▶ [Provided records]:
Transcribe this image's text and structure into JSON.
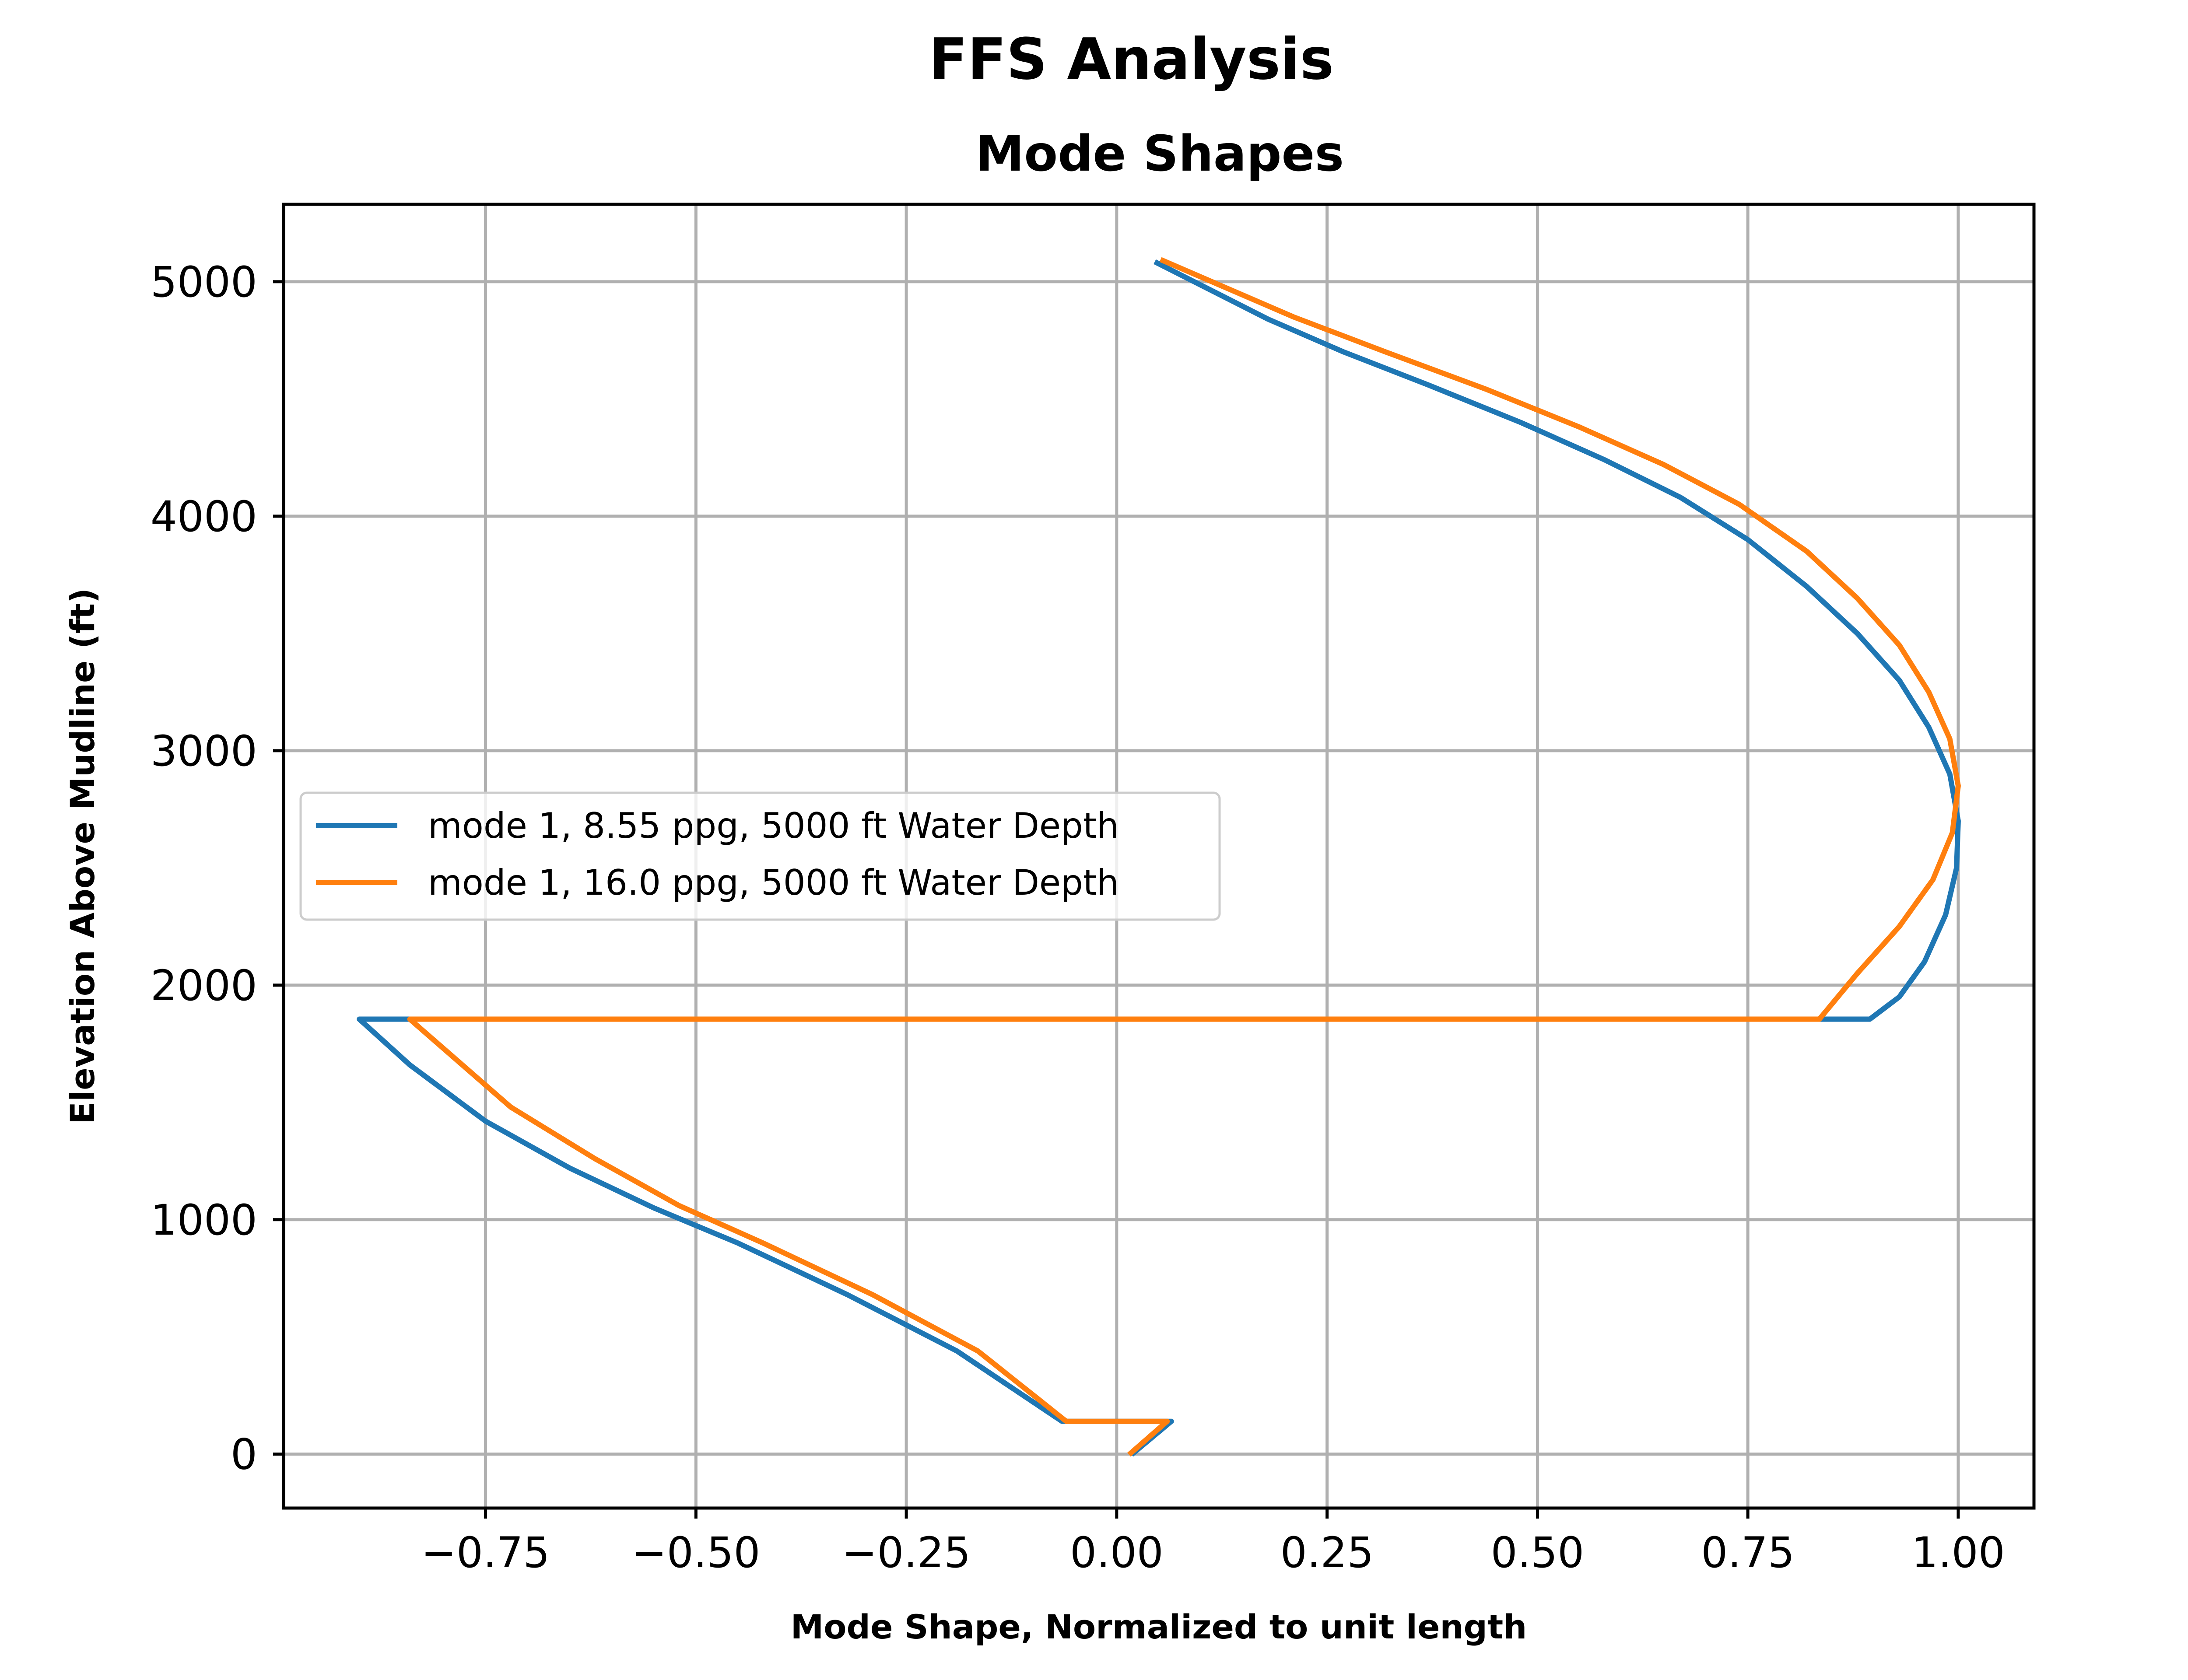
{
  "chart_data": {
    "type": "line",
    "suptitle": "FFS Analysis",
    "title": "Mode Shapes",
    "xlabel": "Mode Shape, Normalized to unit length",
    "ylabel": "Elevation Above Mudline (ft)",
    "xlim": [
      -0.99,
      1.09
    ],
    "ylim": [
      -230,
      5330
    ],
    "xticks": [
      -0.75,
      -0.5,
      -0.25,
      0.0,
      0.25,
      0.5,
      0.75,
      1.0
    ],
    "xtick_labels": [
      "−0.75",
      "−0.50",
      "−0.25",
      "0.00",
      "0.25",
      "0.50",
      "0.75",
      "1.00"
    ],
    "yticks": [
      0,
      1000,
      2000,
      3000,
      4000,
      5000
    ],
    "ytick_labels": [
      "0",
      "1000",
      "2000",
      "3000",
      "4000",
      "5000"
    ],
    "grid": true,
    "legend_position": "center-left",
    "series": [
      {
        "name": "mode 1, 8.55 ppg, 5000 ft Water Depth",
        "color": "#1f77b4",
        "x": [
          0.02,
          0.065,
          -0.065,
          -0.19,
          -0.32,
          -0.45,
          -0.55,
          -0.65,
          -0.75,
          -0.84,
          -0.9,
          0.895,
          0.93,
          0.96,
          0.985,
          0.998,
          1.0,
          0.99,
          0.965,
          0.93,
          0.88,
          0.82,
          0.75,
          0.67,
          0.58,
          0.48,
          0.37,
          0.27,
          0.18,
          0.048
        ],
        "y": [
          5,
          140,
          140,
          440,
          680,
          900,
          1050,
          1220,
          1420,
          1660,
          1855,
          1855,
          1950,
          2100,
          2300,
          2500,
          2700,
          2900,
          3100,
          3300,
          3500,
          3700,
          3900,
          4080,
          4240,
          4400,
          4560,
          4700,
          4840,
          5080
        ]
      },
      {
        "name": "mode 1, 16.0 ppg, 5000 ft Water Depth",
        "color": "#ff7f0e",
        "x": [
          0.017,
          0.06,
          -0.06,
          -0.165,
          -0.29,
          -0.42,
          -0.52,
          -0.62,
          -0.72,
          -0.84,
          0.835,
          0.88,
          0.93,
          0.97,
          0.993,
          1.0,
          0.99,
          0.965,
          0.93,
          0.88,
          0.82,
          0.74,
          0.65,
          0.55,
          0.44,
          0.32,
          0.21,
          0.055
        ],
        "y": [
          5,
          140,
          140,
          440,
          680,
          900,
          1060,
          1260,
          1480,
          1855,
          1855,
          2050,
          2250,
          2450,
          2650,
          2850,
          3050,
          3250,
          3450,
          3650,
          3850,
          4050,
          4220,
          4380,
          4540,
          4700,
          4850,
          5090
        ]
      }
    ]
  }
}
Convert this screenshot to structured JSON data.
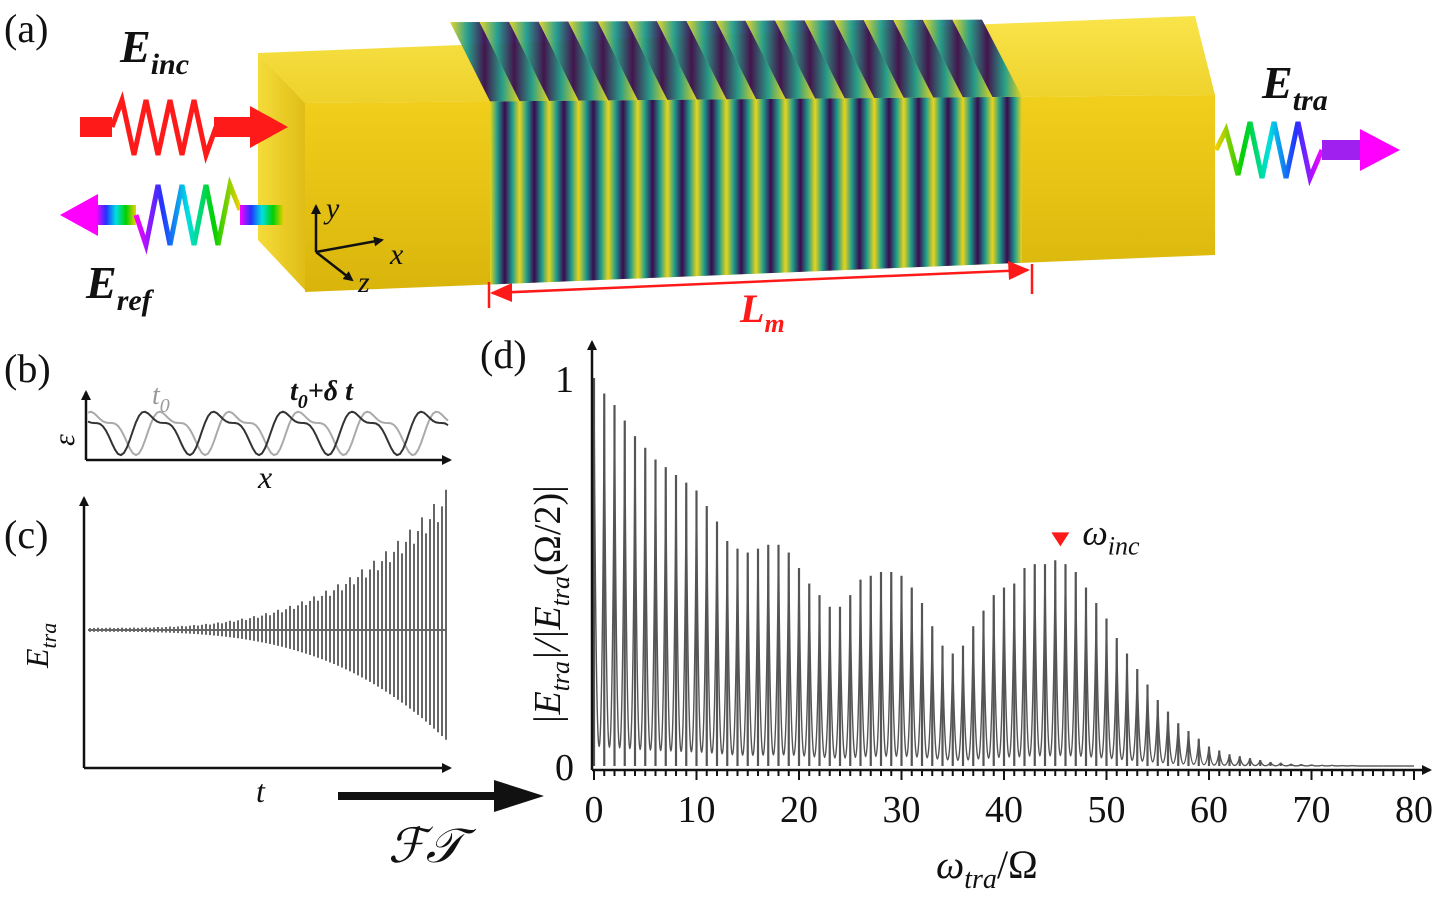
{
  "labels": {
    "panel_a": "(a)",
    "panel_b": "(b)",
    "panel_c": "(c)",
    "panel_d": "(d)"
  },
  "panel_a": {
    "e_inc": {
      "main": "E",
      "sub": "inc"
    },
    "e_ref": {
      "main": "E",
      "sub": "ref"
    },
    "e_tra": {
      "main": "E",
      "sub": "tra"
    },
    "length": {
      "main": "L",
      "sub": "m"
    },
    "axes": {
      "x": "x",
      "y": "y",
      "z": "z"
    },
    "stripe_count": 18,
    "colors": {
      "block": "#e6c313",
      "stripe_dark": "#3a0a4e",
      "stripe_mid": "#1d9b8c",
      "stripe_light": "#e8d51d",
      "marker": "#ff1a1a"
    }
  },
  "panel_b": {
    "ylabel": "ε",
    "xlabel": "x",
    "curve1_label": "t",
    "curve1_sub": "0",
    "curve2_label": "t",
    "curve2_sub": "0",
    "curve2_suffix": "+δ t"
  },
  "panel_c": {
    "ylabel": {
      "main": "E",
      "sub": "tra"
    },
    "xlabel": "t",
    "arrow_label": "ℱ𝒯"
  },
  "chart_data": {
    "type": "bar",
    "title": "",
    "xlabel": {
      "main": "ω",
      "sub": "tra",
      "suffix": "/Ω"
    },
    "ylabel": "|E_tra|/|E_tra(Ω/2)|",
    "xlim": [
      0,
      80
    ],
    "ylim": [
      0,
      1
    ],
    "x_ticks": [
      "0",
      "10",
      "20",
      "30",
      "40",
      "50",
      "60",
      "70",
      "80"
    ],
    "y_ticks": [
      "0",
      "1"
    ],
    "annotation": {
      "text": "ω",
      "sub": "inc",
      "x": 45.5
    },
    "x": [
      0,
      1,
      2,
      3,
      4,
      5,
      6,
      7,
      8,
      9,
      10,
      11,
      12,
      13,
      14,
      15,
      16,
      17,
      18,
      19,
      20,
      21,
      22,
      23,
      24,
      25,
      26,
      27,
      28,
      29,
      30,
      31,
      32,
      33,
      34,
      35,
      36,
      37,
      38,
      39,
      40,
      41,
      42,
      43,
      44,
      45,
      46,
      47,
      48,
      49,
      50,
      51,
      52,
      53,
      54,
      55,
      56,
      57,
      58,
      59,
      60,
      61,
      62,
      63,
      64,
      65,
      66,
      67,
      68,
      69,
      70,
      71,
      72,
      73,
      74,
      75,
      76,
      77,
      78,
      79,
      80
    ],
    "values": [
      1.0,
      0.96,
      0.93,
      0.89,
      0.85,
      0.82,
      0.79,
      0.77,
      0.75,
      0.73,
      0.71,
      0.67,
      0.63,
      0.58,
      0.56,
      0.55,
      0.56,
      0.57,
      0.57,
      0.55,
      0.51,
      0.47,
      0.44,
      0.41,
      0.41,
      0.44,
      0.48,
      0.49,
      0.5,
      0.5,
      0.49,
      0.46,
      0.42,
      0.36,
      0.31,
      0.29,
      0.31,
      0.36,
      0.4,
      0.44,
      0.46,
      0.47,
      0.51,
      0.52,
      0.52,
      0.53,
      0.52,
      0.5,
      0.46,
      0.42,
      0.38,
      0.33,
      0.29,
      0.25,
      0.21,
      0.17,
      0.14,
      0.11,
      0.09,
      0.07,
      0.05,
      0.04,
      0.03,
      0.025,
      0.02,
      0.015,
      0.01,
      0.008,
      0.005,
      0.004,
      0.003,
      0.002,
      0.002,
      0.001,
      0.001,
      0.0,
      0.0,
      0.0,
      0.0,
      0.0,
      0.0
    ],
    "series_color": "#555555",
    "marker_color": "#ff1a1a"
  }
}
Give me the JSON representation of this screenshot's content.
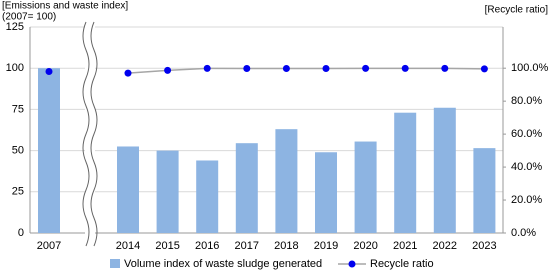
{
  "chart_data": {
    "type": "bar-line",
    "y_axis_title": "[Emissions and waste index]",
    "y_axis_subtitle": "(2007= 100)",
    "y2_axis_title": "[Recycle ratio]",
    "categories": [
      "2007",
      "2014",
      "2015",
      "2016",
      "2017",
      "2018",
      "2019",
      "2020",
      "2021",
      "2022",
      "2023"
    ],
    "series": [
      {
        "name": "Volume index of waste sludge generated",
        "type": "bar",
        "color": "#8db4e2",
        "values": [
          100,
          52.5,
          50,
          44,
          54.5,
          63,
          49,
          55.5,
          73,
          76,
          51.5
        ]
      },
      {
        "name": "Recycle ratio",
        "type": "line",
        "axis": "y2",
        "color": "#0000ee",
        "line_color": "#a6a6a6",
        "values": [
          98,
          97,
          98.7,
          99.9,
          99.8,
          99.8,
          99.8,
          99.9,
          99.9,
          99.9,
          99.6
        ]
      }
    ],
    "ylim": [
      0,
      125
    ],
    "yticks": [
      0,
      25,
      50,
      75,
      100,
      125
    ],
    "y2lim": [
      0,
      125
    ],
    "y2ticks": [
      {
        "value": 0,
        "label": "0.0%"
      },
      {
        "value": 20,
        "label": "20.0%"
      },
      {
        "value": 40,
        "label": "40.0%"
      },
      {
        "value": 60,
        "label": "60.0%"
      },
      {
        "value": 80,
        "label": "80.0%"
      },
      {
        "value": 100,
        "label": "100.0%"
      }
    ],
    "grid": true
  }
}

▶ [Stated exercise]:
Copy each line holding the word "Water" from the listing above.

▶ [Reply]:
        "name": "mode 1, 8.55 ppg, 5000 ft Water Depth",
        "name": "mode 1, 16.0 ppg, 5000 ft Water Depth",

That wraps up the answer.